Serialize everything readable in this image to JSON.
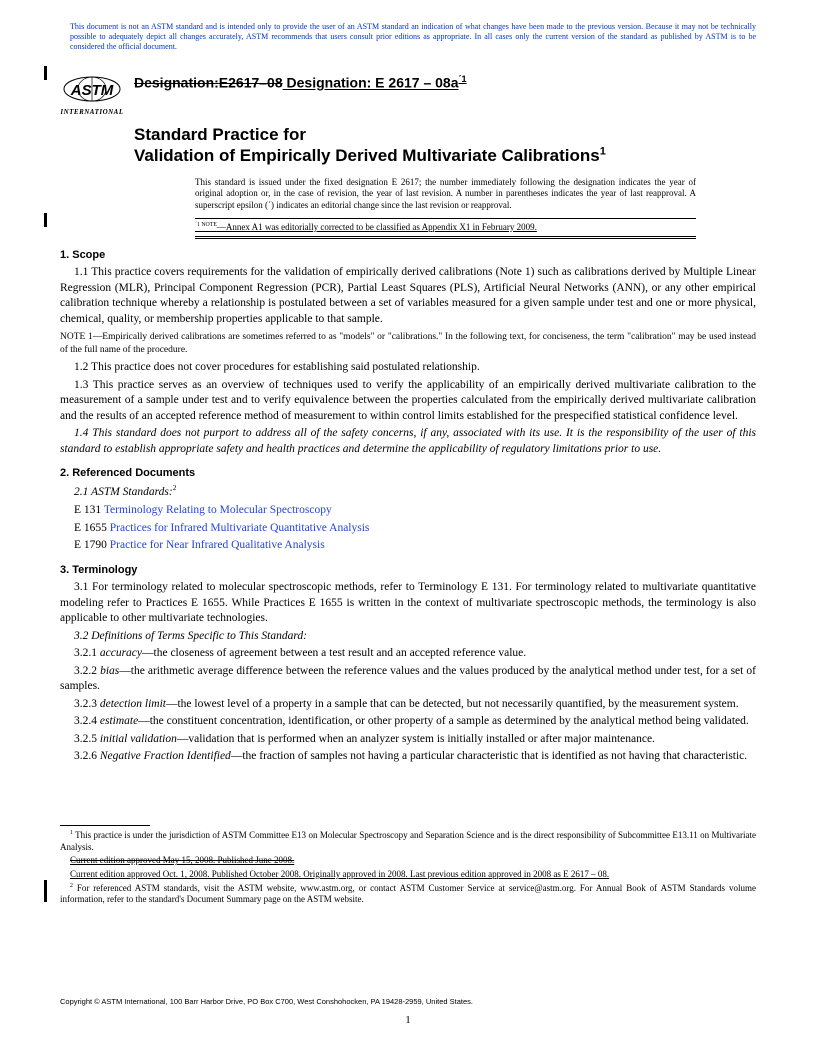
{
  "disclaimer": "This document is not an ASTM standard and is intended only to provide the user of an ASTM standard an indication of what changes have been made to the previous version. Because it may not be technically possible to adequately depict all changes accurately, ASTM recommends that users consult prior editions as appropriate. In all cases only the current version of the standard as published by ASTM is to be considered the official document.",
  "logo": {
    "international": "INTERNATIONAL"
  },
  "designation": {
    "prefix": "Designation:",
    "strike": "E2617–08",
    "new_prefix": " Designation: E 2617 – 08a",
    "eps": "´1"
  },
  "title_lead": "Standard Practice for",
  "title_main": "Validation of Empirically Derived Multivariate Calibrations",
  "title_sup": "1",
  "issuance": "This standard is issued under the fixed designation E 2617; the number immediately following the designation indicates the year of original adoption or, in the case of revision, the year of last revision. A number in parentheses indicates the year of last reapproval. A superscript epsilon (´) indicates an editorial change since the last revision or reapproval.",
  "eps_note_label": "´1 NOTE",
  "eps_note_text": "—Annex A1 was editorially corrected to be classified as Appendix X1 in February 2009.",
  "scope": {
    "head": "1. Scope",
    "p11": "1.1 This practice covers requirements for the validation of empirically derived calibrations (Note 1) such as calibrations derived by Multiple Linear Regression (MLR), Principal Component Regression (PCR), Partial Least Squares (PLS), Artificial Neural Networks (ANN), or any other empirical calibration technique whereby a relationship is postulated between a set of variables measured for a given sample under test and one or more physical, chemical, quality, or membership properties applicable to that sample.",
    "note1_label": "NOTE 1",
    "note1": "—Empirically derived calibrations are sometimes referred to as \"models\" or \"calibrations.\" In the following text, for conciseness, the term \"calibration\" may be used instead of the full name of the procedure.",
    "p12": "1.2 This practice does not cover procedures for establishing said postulated relationship.",
    "p13": "1.3 This practice serves as an overview of techniques used to verify the applicability of an empirically derived multivariate calibration to the measurement of a sample under test and to verify equivalence between the properties calculated from the empirically derived multivariate calibration and the results of an accepted reference method of measurement to within control limits established for the prespecified statistical confidence level.",
    "p14": "1.4 This standard does not purport to address all of the safety concerns, if any, associated with its use. It is the responsibility of the user of this standard to establish appropriate safety and health practices and determine the applicability of regulatory limitations prior to use."
  },
  "refdocs": {
    "head": "2. Referenced Documents",
    "p21": "2.1 ASTM Standards:",
    "sup2": "2",
    "items": [
      {
        "code": "E 131",
        "title": "Terminology Relating to Molecular Spectroscopy"
      },
      {
        "code": "E 1655",
        "title": "Practices for Infrared Multivariate Quantitative Analysis"
      },
      {
        "code": "E 1790",
        "title": "Practice for Near Infrared Qualitative Analysis"
      }
    ]
  },
  "terminology": {
    "head": "3. Terminology",
    "p31": "3.1 For terminology related to molecular spectroscopic methods, refer to Terminology E 131. For terminology related to multivariate quantitative modeling refer to Practices E 1655. While Practices E 1655 is written in the context of multivariate spectroscopic methods, the terminology is also applicable to other multivariate technologies.",
    "p32": "3.2 Definitions of Terms Specific to This Standard:",
    "defs": [
      {
        "num": "3.2.1",
        "term": "accuracy",
        "def": "—the closeness of agreement between a test result and an accepted reference value."
      },
      {
        "num": "3.2.2",
        "term": "bias",
        "def": "—the arithmetic average difference between the reference values and the values produced by the analytical method under test, for a set of samples."
      },
      {
        "num": "3.2.3",
        "term": "detection limit",
        "def": "—the lowest level of a property in a sample that can be detected, but not necessarily quantified, by the measurement system."
      },
      {
        "num": "3.2.4",
        "term": "estimate",
        "def": "—the constituent concentration, identification, or other property of a sample as determined by the analytical method being validated."
      },
      {
        "num": "3.2.5",
        "term": "initial validation",
        "def": "—validation that is performed when an analyzer system is initially installed or after major maintenance."
      },
      {
        "num": "3.2.6",
        "term": "Negative Fraction Identified",
        "def": "—the fraction of samples not having a particular characteristic that is identified as not having that characteristic."
      }
    ]
  },
  "footnotes": {
    "f1": " This practice is under the jurisdiction of ASTM Committee E13 on Molecular Spectroscopy and Separation Science and is the direct responsibility of Subcommittee E13.11 on Multivariate Analysis.",
    "f1_strike": "Current edition approved May 15, 2008. Published June 2008.",
    "f1_new": "Current edition approved Oct. 1, 2008. Published October 2008. Originally approved in 2008. Last previous edition approved in 2008 as E 2617 – 08.",
    "f2": " For referenced ASTM standards, visit the ASTM website, www.astm.org, or contact ASTM Customer Service at service@astm.org. For Annual Book of ASTM Standards volume information, refer to the standard's Document Summary page on the ASTM website."
  },
  "copyright": "Copyright © ASTM International, 100 Barr Harbor Drive, PO Box C700, West Conshohocken, PA 19428-2959, United States.",
  "pagenum": "1"
}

________________________

[Written instruction] Keep the pictures out of the copy and write out the data exactly as it stands.

[Answer to the exercise]
Serialize everything readable in this image to JSON.
{
  "disclaimer": "This document is not an ASTM standard and is intended only to provide the user of an ASTM standard an indication of what changes have been made to the previous version. Because it may not be technically possible to adequately depict all changes accurately, ASTM recommends that users consult prior editions as appropriate. In all cases only the current version of the standard as published by ASTM is to be considered the official document.",
  "logo": {
    "international": "INTERNATIONAL"
  },
  "designation": {
    "prefix": "Designation:",
    "strike": "E2617–08",
    "new_prefix": " Designation: E 2617 – 08a",
    "eps": "´1"
  },
  "title_lead": "Standard Practice for",
  "title_main": "Validation of Empirically Derived Multivariate Calibrations",
  "title_sup": "1",
  "issuance": "This standard is issued under the fixed designation E 2617; the number immediately following the designation indicates the year of original adoption or, in the case of revision, the year of last revision. A number in parentheses indicates the year of last reapproval. A superscript epsilon (´) indicates an editorial change since the last revision or reapproval.",
  "eps_note_label": "´1 NOTE",
  "eps_note_text": "—Annex A1 was editorially corrected to be classified as Appendix X1 in February 2009.",
  "scope": {
    "head": "1. Scope",
    "p11": "1.1 This practice covers requirements for the validation of empirically derived calibrations (Note 1) such as calibrations derived by Multiple Linear Regression (MLR), Principal Component Regression (PCR), Partial Least Squares (PLS), Artificial Neural Networks (ANN), or any other empirical calibration technique whereby a relationship is postulated between a set of variables measured for a given sample under test and one or more physical, chemical, quality, or membership properties applicable to that sample.",
    "note1_label": "NOTE 1",
    "note1": "—Empirically derived calibrations are sometimes referred to as \"models\" or \"calibrations.\" In the following text, for conciseness, the term \"calibration\" may be used instead of the full name of the procedure.",
    "p12": "1.2 This practice does not cover procedures for establishing said postulated relationship.",
    "p13": "1.3 This practice serves as an overview of techniques used to verify the applicability of an empirically derived multivariate calibration to the measurement of a sample under test and to verify equivalence between the properties calculated from the empirically derived multivariate calibration and the results of an accepted reference method of measurement to within control limits established for the prespecified statistical confidence level.",
    "p14": "1.4 This standard does not purport to address all of the safety concerns, if any, associated with its use. It is the responsibility of the user of this standard to establish appropriate safety and health practices and determine the applicability of regulatory limitations prior to use."
  },
  "refdocs": {
    "head": "2. Referenced Documents",
    "p21": "2.1 ASTM Standards:",
    "sup2": "2",
    "items": [
      {
        "code": "E 131",
        "title": "Terminology Relating to Molecular Spectroscopy"
      },
      {
        "code": "E 1655",
        "title": "Practices for Infrared Multivariate Quantitative Analysis"
      },
      {
        "code": "E 1790",
        "title": "Practice for Near Infrared Qualitative Analysis"
      }
    ]
  },
  "terminology": {
    "head": "3. Terminology",
    "p31": "3.1 For terminology related to molecular spectroscopic methods, refer to Terminology E 131. For terminology related to multivariate quantitative modeling refer to Practices E 1655. While Practices E 1655 is written in the context of multivariate spectroscopic methods, the terminology is also applicable to other multivariate technologies.",
    "p32": "3.2 Definitions of Terms Specific to This Standard:",
    "defs": [
      {
        "num": "3.2.1",
        "term": "accuracy",
        "def": "—the closeness of agreement between a test result and an accepted reference value."
      },
      {
        "num": "3.2.2",
        "term": "bias",
        "def": "—the arithmetic average difference between the reference values and the values produced by the analytical method under test, for a set of samples."
      },
      {
        "num": "3.2.3",
        "term": "detection limit",
        "def": "—the lowest level of a property in a sample that can be detected, but not necessarily quantified, by the measurement system."
      },
      {
        "num": "3.2.4",
        "term": "estimate",
        "def": "—the constituent concentration, identification, or other property of a sample as determined by the analytical method being validated."
      },
      {
        "num": "3.2.5",
        "term": "initial validation",
        "def": "—validation that is performed when an analyzer system is initially installed or after major maintenance."
      },
      {
        "num": "3.2.6",
        "term": "Negative Fraction Identified",
        "def": "—the fraction of samples not having a particular characteristic that is identified as not having that characteristic."
      }
    ]
  },
  "footnotes": {
    "f1": " This practice is under the jurisdiction of ASTM Committee E13 on Molecular Spectroscopy and Separation Science and is the direct responsibility of Subcommittee E13.11 on Multivariate Analysis.",
    "f1_strike": "Current edition approved May 15, 2008. Published June 2008.",
    "f1_new": "Current edition approved Oct. 1, 2008. Published October 2008. Originally approved in 2008. Last previous edition approved in 2008 as E 2617 – 08.",
    "f2": " For referenced ASTM standards, visit the ASTM website, www.astm.org, or contact ASTM Customer Service at service@astm.org. For Annual Book of ASTM Standards volume information, refer to the standard's Document Summary page on the ASTM website."
  },
  "copyright": "Copyright © ASTM International, 100 Barr Harbor Drive, PO Box C700, West Conshohocken, PA 19428-2959, United States.",
  "pagenum": "1"
}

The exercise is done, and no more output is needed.